• **To be done**
Look through the lines and report how many include the word "team", giving nothing but the number.
--- START OF Provided material ---
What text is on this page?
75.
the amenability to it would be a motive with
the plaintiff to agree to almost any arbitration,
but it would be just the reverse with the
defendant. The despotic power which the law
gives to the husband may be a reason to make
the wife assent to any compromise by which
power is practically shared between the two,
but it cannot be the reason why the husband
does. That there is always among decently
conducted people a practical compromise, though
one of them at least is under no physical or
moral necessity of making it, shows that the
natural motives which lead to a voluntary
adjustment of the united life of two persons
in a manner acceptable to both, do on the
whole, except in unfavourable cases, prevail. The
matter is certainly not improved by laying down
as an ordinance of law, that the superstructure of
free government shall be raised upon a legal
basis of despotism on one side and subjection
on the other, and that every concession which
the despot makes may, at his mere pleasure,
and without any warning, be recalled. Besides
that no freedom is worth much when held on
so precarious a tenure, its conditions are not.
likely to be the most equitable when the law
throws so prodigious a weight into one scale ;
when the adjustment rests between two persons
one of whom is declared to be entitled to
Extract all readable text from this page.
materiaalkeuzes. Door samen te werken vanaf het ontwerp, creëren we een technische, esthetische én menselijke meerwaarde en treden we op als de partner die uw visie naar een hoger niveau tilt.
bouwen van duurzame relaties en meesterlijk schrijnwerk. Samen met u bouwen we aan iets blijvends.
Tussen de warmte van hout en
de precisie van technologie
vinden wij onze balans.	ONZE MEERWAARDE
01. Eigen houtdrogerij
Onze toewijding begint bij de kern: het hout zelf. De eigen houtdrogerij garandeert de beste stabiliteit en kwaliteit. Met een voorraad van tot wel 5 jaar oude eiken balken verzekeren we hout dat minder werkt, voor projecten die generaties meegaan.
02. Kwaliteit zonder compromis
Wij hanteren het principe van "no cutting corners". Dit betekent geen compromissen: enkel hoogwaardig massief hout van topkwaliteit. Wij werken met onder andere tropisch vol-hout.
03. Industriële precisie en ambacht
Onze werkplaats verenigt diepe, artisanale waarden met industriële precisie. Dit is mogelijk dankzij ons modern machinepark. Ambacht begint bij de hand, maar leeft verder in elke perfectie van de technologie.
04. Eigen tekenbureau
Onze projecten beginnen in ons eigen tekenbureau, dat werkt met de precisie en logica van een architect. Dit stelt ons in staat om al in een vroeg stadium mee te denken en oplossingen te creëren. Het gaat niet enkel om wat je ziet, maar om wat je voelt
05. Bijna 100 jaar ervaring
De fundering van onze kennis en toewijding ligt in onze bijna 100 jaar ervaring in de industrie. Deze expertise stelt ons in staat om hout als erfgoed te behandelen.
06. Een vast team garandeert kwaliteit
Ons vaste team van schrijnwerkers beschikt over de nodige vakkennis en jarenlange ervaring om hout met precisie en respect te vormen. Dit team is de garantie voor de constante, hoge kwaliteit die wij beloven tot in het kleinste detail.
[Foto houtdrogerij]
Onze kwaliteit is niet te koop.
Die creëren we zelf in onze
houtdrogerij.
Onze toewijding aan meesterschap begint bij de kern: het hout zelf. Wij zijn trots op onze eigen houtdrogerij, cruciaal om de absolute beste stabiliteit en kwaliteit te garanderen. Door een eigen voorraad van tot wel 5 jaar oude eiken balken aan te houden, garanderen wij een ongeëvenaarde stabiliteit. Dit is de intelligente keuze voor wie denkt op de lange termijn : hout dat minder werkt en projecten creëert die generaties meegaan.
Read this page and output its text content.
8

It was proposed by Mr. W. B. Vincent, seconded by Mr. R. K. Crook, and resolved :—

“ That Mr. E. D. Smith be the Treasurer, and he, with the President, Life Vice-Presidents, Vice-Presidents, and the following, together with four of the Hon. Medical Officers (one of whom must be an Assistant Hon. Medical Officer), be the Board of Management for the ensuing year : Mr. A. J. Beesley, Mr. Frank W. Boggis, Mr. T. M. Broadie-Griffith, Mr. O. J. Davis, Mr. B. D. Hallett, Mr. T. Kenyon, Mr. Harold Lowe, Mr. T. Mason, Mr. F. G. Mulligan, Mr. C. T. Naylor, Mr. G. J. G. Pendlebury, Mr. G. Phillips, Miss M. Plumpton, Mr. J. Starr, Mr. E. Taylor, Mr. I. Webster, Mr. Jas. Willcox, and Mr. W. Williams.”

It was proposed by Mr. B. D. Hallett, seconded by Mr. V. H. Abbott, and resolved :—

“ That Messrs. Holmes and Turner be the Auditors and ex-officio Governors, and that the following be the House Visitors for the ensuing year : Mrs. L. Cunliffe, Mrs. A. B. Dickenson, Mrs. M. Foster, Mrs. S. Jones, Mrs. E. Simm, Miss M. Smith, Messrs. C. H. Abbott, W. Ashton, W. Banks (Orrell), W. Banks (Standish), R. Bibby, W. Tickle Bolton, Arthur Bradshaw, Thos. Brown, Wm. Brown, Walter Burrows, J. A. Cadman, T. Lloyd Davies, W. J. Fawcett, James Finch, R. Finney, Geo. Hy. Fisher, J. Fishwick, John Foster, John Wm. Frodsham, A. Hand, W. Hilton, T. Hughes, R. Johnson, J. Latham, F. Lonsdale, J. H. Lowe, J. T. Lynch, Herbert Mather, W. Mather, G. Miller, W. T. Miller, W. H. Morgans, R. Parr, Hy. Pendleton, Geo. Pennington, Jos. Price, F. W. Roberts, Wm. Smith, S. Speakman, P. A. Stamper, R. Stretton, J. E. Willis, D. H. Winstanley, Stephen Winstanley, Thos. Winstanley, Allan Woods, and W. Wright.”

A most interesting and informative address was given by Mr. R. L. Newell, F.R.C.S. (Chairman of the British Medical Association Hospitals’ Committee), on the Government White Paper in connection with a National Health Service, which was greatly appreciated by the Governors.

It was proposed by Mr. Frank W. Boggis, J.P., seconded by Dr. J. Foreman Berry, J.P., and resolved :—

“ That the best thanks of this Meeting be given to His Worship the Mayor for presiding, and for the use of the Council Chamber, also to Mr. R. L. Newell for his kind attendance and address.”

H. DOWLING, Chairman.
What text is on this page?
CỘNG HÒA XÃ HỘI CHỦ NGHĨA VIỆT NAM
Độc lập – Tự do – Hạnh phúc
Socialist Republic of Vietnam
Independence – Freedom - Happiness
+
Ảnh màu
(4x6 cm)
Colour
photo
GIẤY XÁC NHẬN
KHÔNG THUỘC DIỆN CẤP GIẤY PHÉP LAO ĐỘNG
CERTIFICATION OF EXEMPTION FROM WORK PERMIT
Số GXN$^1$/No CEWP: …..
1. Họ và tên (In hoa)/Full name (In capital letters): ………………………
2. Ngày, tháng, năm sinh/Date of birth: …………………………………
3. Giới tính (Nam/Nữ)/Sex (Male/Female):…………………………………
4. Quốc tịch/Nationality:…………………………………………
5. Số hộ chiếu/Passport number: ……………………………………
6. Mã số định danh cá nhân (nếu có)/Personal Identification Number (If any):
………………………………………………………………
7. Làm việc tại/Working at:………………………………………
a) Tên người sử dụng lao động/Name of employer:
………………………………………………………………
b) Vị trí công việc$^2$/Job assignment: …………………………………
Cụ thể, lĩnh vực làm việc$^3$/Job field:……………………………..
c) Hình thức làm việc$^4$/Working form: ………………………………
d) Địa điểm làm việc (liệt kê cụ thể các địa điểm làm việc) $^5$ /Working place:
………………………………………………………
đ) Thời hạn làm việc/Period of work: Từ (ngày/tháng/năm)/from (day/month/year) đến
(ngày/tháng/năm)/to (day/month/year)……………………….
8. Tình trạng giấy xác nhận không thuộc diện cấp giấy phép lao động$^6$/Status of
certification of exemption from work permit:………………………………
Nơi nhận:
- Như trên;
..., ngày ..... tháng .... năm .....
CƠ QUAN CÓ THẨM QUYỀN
--- END OF Provided material ---
• **Task solution**
2